> **Information shown**:
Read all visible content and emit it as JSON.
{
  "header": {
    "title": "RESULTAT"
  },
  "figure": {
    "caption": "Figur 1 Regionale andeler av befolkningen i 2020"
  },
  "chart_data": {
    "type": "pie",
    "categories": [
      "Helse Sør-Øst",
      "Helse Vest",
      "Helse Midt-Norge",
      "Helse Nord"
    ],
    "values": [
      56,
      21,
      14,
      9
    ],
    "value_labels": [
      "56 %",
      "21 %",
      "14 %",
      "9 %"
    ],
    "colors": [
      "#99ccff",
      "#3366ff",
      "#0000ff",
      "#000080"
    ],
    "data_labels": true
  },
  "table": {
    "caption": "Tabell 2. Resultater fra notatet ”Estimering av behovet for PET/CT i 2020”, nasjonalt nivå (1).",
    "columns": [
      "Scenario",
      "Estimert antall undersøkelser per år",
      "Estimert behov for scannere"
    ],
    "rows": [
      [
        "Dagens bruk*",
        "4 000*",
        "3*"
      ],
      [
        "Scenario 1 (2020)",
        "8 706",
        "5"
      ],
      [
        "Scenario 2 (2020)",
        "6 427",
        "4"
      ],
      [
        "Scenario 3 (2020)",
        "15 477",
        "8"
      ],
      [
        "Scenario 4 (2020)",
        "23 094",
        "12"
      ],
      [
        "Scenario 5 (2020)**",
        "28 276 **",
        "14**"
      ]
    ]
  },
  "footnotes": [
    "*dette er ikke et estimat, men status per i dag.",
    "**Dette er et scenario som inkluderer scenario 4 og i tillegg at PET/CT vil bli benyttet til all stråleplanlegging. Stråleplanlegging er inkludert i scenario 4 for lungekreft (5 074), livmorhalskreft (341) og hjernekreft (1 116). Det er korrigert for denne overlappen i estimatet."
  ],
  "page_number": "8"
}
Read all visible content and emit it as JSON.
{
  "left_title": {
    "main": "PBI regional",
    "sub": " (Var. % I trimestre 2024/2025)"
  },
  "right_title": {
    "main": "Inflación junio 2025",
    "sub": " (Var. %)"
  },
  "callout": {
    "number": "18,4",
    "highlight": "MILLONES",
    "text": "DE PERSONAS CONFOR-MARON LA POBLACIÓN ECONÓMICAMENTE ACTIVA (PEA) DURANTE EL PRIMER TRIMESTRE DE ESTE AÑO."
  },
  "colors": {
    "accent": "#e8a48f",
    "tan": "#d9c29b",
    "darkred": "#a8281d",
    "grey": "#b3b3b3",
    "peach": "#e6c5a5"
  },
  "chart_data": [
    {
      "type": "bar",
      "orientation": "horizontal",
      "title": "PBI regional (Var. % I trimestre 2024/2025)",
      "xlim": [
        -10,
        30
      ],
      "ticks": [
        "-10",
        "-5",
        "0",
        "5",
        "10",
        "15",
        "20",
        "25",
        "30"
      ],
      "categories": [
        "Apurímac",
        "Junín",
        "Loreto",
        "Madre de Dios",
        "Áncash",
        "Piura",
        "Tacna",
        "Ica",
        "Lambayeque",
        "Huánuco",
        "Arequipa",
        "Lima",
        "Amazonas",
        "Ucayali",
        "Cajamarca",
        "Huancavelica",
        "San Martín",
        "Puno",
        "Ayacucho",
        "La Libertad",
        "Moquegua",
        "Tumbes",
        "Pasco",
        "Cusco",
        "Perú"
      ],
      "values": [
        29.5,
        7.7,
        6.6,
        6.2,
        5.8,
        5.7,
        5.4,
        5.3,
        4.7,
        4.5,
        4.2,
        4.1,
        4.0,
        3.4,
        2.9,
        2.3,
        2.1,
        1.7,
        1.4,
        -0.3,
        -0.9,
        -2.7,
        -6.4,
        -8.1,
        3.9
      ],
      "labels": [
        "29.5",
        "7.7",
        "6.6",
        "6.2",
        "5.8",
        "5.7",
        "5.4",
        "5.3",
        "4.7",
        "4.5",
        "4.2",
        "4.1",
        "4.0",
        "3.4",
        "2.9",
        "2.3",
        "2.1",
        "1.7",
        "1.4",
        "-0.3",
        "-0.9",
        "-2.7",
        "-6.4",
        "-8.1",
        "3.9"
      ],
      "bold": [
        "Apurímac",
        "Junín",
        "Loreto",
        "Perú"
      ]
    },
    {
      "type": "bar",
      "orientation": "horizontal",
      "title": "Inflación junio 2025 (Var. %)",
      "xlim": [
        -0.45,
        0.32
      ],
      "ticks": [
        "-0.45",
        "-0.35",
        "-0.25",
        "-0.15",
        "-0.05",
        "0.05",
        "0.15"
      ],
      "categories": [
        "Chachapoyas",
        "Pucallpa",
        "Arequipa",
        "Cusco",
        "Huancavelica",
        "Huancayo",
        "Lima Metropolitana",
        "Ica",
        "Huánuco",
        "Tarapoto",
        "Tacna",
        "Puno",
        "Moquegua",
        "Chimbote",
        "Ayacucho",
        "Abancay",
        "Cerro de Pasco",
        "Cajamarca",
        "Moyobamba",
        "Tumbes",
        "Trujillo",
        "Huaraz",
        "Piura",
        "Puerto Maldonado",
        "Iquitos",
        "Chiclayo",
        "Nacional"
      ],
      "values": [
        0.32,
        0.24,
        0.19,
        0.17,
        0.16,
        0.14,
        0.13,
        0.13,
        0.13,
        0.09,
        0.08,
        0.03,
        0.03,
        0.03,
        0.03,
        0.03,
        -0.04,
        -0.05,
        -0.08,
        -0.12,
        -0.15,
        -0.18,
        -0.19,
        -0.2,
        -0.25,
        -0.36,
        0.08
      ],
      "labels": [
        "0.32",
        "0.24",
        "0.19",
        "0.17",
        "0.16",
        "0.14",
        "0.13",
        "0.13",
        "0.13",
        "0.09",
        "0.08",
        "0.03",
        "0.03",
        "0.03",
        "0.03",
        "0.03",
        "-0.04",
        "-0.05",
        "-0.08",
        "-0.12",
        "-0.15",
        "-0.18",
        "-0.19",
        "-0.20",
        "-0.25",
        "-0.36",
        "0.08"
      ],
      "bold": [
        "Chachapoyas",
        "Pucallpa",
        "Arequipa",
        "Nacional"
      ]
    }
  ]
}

> **What needs to be done**:
Pull out every line containing "junio".

> **Response**:
    "main": "Inflación junio 2025",
      "title": "Inflación junio 2025 (Var. %)",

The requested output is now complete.